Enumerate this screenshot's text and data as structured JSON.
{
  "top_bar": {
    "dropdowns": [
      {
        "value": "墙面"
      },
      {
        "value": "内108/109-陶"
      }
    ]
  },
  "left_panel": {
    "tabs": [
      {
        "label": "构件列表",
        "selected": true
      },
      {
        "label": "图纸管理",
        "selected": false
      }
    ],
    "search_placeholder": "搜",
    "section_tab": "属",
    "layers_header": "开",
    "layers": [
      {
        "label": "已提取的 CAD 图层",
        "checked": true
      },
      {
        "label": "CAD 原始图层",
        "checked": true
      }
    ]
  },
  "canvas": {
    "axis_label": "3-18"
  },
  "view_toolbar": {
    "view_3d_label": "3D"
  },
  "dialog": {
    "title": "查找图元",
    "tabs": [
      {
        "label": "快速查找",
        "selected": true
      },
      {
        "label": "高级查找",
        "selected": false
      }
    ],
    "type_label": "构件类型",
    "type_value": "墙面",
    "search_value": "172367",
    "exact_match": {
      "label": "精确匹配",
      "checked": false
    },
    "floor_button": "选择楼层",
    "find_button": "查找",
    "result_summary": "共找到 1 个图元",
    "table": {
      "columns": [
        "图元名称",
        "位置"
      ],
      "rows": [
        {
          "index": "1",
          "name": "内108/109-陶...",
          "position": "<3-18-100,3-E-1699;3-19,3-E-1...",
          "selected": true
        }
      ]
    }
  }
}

..............................

§ Written problem:
Reproduce the full listing word for word.

§ Exercise answer:
Enumerate this screenshot's text and data as structured JSON.
{
  "top_bar": {
    "dropdowns": [
      {
        "value": "墙面"
      },
      {
        "value": "内108/109-陶"
      }
    ]
  },
  "left_panel": {
    "tabs": [
      {
        "label": "构件列表",
        "selected": true
      },
      {
        "label": "图纸管理",
        "selected": false
      }
    ],
    "search_placeholder": "搜",
    "section_tab": "属",
    "layers_header": "开",
    "layers": [
      {
        "label": "已提取的 CAD 图层",
        "checked": true
      },
      {
        "label": "CAD 原始图层",
        "checked": true
      }
    ]
  },
  "canvas": {
    "axis_label": "3-18"
  },
  "view_toolbar": {
    "view_3d_label": "3D"
  },
  "dialog": {
    "title": "查找图元",
    "tabs": [
      {
        "label": "快速查找",
        "selected": true
      },
      {
        "label": "高级查找",
        "selected": false
      }
    ],
    "type_label": "构件类型",
    "type_value": "墙面",
    "search_value": "172367",
    "exact_match": {
      "label": "精确匹配",
      "checked": false
    },
    "floor_button": "选择楼层",
    "find_button": "查找",
    "result_summary": "共找到 1 个图元",
    "table": {
      "columns": [
        "图元名称",
        "位置"
      ],
      "rows": [
        {
          "index": "1",
          "name": "内108/109-陶...",
          "position": "<3-18-100,3-E-1699;3-19,3-E-1...",
          "selected": true
        }
      ]
    }
  }
}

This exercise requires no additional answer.